* [EXERCISE BRIEF] Copy every line of the material exactly as it stands.

* [DATA EXTRACT]
-----

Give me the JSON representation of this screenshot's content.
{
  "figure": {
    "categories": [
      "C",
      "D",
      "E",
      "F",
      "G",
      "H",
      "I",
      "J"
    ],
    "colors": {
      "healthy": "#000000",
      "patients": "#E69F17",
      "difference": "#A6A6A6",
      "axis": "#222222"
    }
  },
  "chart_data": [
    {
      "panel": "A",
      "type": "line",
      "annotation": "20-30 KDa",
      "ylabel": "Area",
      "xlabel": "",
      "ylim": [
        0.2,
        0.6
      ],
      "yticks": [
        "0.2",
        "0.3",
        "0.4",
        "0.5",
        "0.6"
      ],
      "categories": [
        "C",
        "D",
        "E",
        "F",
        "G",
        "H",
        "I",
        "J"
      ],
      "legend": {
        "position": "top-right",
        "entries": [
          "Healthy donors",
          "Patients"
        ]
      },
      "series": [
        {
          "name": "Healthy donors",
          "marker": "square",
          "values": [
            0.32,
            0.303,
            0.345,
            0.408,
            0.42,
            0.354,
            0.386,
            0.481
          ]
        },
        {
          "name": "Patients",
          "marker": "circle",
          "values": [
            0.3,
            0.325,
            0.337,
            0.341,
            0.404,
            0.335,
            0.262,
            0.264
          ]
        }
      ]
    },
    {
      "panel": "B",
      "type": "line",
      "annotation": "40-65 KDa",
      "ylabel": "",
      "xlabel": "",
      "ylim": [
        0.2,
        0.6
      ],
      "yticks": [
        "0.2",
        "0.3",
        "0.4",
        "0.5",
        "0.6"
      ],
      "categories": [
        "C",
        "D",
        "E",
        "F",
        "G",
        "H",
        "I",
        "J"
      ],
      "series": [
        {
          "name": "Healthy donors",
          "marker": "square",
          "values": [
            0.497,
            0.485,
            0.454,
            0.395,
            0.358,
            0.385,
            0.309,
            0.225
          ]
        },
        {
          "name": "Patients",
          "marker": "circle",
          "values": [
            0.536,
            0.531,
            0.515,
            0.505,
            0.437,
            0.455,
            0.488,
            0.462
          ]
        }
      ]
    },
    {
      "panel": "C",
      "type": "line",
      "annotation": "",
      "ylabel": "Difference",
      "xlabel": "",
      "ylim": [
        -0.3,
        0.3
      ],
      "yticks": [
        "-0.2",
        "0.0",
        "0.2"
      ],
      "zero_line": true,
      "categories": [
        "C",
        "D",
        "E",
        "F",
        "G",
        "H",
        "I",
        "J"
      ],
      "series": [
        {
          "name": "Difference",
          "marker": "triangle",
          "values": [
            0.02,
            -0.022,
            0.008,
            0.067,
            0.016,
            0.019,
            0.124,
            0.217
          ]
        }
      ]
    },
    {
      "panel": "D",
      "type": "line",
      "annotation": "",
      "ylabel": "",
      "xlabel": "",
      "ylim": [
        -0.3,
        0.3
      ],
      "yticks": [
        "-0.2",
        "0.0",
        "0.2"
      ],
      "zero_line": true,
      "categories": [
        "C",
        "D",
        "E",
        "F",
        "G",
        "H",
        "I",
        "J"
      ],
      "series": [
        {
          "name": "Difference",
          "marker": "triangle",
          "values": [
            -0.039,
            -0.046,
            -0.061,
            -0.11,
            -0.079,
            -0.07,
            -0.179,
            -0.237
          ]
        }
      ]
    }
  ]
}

-----

* [ANSWER BOX]
Give me the JSON representation of this screenshot's content.
{
  "figure": {
    "categories": [
      "C",
      "D",
      "E",
      "F",
      "G",
      "H",
      "I",
      "J"
    ],
    "colors": {
      "healthy": "#000000",
      "patients": "#E69F17",
      "difference": "#A6A6A6",
      "axis": "#222222"
    }
  },
  "chart_data": [
    {
      "panel": "A",
      "type": "line",
      "annotation": "20-30 KDa",
      "ylabel": "Area",
      "xlabel": "",
      "ylim": [
        0.2,
        0.6
      ],
      "yticks": [
        "0.2",
        "0.3",
        "0.4",
        "0.5",
        "0.6"
      ],
      "categories": [
        "C",
        "D",
        "E",
        "F",
        "G",
        "H",
        "I",
        "J"
      ],
      "legend": {
        "position": "top-right",
        "entries": [
          "Healthy donors",
          "Patients"
        ]
      },
      "series": [
        {
          "name": "Healthy donors",
          "marker": "square",
          "values": [
            0.32,
            0.303,
            0.345,
            0.408,
            0.42,
            0.354,
            0.386,
            0.481
          ]
        },
        {
          "name": "Patients",
          "marker": "circle",
          "values": [
            0.3,
            0.325,
            0.337,
            0.341,
            0.404,
            0.335,
            0.262,
            0.264
          ]
        }
      ]
    },
    {
      "panel": "B",
      "type": "line",
      "annotation": "40-65 KDa",
      "ylabel": "",
      "xlabel": "",
      "ylim": [
        0.2,
        0.6
      ],
      "yticks": [
        "0.2",
        "0.3",
        "0.4",
        "0.5",
        "0.6"
      ],
      "categories": [
        "C",
        "D",
        "E",
        "F",
        "G",
        "H",
        "I",
        "J"
      ],
      "series": [
        {
          "name": "Healthy donors",
          "marker": "square",
          "values": [
            0.497,
            0.485,
            0.454,
            0.395,
            0.358,
            0.385,
            0.309,
            0.225
          ]
        },
        {
          "name": "Patients",
          "marker": "circle",
          "values": [
            0.536,
            0.531,
            0.515,
            0.505,
            0.437,
            0.455,
            0.488,
            0.462
          ]
        }
      ]
    },
    {
      "panel": "C",
      "type": "line",
      "annotation": "",
      "ylabel": "Difference",
      "xlabel": "",
      "ylim": [
        -0.3,
        0.3
      ],
      "yticks": [
        "-0.2",
        "0.0",
        "0.2"
      ],
      "zero_line": true,
      "categories": [
        "C",
        "D",
        "E",
        "F",
        "G",
        "H",
        "I",
        "J"
      ],
      "series": [
        {
          "name": "Difference",
          "marker": "triangle",
          "values": [
            0.02,
            -0.022,
            0.008,
            0.067,
            0.016,
            0.019,
            0.124,
            0.217
          ]
        }
      ]
    },
    {
      "panel": "D",
      "type": "line",
      "annotation": "",
      "ylabel": "",
      "xlabel": "",
      "ylim": [
        -0.3,
        0.3
      ],
      "yticks": [
        "-0.2",
        "0.0",
        "0.2"
      ],
      "zero_line": true,
      "categories": [
        "C",
        "D",
        "E",
        "F",
        "G",
        "H",
        "I",
        "J"
      ],
      "series": [
        {
          "name": "Difference",
          "marker": "triangle",
          "values": [
            -0.039,
            -0.046,
            -0.061,
            -0.11,
            -0.079,
            -0.07,
            -0.179,
            -0.237
          ]
        }
      ]
    }
  ]
}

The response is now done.